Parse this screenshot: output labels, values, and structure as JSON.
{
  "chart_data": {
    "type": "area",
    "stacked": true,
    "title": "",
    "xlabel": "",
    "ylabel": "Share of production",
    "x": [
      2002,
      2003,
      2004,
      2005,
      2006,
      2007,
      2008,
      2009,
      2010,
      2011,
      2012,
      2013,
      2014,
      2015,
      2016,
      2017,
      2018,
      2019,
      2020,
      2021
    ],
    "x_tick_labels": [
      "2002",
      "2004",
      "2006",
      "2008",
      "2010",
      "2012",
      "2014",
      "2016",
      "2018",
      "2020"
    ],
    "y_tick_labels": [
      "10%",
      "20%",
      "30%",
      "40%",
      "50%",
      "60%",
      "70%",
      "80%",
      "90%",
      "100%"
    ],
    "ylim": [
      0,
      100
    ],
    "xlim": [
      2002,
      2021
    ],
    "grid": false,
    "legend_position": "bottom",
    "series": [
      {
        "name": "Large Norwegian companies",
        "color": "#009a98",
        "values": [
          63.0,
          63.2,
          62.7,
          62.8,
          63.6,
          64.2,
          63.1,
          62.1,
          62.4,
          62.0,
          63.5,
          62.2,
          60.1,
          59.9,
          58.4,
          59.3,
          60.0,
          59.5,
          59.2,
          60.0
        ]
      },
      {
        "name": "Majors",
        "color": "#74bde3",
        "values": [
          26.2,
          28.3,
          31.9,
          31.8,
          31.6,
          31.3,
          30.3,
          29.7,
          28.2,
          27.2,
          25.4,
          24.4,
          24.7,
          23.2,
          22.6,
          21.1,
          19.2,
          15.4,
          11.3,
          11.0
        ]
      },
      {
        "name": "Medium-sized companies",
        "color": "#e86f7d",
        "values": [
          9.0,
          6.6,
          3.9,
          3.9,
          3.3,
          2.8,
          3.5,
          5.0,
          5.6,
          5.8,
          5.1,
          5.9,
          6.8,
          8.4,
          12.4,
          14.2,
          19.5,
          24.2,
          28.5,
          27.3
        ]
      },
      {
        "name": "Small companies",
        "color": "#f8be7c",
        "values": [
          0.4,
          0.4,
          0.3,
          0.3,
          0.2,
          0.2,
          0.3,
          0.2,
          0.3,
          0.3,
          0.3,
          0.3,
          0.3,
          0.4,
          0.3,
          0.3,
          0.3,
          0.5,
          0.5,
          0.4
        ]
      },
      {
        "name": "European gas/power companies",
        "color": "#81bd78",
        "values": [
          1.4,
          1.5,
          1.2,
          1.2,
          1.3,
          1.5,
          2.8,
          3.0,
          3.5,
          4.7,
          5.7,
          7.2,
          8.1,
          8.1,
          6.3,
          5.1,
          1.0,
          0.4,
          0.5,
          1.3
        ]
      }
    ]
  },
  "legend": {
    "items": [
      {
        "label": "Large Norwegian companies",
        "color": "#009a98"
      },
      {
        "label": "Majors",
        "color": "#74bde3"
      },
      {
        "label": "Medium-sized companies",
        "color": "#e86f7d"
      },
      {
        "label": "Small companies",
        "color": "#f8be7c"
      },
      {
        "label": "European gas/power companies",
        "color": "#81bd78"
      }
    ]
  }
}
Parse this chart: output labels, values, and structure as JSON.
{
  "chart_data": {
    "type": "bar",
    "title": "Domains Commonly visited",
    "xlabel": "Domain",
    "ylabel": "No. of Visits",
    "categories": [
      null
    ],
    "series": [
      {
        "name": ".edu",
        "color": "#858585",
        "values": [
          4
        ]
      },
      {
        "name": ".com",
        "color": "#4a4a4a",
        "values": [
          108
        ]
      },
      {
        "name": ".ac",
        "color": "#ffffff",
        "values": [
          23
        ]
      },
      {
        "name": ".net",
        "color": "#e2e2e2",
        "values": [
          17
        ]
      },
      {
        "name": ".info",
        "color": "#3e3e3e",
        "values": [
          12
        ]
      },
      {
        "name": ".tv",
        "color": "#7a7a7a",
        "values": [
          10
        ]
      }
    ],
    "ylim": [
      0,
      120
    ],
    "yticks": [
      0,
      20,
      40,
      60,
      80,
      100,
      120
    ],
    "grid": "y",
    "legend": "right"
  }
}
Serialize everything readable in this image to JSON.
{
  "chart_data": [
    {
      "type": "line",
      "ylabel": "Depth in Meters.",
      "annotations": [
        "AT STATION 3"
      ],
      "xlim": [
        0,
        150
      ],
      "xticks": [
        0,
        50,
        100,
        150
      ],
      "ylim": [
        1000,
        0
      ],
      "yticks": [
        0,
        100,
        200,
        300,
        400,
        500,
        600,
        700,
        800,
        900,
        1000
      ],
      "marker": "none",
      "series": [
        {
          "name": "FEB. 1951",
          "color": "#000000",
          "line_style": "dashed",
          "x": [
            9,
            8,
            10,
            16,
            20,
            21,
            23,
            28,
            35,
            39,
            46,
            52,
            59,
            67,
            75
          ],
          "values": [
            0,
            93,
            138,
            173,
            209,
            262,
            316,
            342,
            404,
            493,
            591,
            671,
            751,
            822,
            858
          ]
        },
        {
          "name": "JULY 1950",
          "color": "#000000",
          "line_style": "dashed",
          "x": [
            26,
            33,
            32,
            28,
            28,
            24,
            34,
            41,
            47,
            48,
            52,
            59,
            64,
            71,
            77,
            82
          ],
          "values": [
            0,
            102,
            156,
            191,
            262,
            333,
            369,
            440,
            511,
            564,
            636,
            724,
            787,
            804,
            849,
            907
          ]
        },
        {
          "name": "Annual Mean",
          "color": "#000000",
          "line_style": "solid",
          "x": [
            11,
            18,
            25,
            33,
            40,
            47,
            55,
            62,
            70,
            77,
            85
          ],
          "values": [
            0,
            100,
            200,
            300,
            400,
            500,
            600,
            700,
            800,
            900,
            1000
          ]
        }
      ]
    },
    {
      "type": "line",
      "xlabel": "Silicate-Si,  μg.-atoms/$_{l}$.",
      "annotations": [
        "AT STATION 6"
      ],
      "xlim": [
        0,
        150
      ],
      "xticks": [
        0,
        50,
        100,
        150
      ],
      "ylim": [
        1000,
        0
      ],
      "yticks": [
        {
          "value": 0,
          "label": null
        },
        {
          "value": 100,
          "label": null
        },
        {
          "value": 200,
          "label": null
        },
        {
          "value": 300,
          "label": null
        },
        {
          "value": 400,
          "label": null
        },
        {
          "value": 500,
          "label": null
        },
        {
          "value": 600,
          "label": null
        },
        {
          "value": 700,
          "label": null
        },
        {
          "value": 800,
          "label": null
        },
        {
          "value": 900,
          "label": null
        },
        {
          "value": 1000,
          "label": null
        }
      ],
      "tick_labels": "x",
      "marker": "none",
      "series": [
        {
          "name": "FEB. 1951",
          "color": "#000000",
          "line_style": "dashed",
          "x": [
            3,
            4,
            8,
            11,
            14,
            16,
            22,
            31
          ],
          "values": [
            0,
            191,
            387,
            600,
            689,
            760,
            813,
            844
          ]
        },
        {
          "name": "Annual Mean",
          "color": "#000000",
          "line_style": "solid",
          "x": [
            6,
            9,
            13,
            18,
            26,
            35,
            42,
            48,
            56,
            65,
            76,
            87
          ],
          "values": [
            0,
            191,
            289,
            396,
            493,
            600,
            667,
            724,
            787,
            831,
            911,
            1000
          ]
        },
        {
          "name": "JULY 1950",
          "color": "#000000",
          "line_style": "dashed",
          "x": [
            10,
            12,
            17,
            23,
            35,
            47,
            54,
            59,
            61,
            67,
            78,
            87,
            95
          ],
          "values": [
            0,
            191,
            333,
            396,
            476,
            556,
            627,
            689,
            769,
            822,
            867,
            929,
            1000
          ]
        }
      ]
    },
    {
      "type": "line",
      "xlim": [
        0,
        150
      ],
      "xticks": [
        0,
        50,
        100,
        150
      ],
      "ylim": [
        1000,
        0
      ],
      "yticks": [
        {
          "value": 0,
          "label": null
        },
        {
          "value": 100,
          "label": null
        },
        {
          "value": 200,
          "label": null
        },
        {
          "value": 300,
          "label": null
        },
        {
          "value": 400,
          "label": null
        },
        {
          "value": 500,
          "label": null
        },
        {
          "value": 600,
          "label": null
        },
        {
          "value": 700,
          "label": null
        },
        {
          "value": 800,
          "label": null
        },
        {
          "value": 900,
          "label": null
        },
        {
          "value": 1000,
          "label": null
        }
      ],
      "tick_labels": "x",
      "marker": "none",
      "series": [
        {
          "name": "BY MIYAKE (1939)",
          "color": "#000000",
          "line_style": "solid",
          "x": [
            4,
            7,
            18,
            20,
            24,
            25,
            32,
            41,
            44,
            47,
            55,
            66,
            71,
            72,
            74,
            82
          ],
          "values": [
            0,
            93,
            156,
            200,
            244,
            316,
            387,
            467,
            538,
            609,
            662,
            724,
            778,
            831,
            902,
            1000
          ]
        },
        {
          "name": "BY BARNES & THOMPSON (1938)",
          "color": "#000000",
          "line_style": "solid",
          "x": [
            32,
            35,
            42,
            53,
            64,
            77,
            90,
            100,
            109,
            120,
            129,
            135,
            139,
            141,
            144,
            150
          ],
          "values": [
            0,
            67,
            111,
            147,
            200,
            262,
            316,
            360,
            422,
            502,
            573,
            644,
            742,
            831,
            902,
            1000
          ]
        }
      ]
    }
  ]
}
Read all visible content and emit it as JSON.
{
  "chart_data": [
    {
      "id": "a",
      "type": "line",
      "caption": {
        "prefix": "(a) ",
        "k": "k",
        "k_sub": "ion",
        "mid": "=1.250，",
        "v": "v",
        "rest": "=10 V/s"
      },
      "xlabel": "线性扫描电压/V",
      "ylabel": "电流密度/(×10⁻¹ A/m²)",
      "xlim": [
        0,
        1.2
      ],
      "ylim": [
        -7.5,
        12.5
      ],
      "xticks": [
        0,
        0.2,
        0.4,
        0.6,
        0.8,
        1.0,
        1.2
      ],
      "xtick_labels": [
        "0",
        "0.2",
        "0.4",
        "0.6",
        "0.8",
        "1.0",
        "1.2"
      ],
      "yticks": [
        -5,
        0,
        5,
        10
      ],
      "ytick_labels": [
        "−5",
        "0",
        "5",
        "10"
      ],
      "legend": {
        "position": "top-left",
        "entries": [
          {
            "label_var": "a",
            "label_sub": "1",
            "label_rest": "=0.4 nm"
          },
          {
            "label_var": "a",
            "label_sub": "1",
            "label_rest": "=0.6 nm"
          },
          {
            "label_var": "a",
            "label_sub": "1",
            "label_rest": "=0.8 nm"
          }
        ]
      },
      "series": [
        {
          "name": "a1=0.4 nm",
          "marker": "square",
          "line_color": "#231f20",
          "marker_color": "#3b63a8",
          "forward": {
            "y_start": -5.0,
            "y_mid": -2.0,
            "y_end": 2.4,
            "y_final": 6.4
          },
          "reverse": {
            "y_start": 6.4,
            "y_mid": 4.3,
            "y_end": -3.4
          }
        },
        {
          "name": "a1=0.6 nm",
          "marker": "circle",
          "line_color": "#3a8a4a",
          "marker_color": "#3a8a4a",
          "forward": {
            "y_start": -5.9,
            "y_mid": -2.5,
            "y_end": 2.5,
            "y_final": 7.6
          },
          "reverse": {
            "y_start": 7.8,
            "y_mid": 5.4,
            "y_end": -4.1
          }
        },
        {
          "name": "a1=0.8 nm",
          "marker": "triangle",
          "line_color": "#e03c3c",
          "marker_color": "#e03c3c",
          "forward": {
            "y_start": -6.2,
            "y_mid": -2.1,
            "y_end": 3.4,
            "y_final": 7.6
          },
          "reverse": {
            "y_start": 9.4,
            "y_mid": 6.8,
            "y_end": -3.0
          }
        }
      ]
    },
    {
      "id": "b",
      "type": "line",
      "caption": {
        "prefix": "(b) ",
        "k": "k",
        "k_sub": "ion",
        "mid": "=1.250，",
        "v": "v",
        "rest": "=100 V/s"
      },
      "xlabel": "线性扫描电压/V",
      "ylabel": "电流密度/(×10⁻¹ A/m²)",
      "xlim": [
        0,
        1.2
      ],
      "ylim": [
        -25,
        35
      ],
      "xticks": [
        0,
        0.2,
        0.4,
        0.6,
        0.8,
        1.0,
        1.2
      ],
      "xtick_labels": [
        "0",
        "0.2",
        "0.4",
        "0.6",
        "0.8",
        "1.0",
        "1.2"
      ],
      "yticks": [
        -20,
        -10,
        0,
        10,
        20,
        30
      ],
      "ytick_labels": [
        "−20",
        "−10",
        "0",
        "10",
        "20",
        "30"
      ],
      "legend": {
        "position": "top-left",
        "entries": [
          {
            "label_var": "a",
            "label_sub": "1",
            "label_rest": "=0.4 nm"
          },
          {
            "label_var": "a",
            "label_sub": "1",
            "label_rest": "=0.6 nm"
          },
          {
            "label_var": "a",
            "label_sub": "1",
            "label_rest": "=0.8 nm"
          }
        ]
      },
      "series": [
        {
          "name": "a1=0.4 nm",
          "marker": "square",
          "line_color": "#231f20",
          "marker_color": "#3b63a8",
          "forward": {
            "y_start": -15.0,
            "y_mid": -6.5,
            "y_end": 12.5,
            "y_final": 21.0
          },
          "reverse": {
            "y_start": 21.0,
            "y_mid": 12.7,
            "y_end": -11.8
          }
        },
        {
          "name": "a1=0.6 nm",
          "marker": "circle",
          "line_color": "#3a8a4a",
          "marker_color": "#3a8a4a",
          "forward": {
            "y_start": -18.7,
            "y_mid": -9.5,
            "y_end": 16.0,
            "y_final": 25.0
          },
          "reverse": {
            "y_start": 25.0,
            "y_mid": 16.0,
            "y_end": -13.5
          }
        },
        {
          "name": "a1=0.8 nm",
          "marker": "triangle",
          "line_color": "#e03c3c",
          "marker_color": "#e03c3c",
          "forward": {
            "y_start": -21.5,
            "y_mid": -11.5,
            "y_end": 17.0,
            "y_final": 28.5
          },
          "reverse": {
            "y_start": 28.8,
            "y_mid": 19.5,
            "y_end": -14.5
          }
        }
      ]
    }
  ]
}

Given instruction: Reply with nothing except the number of lines in the listing above that include "Norwegian".

Complete answer: 2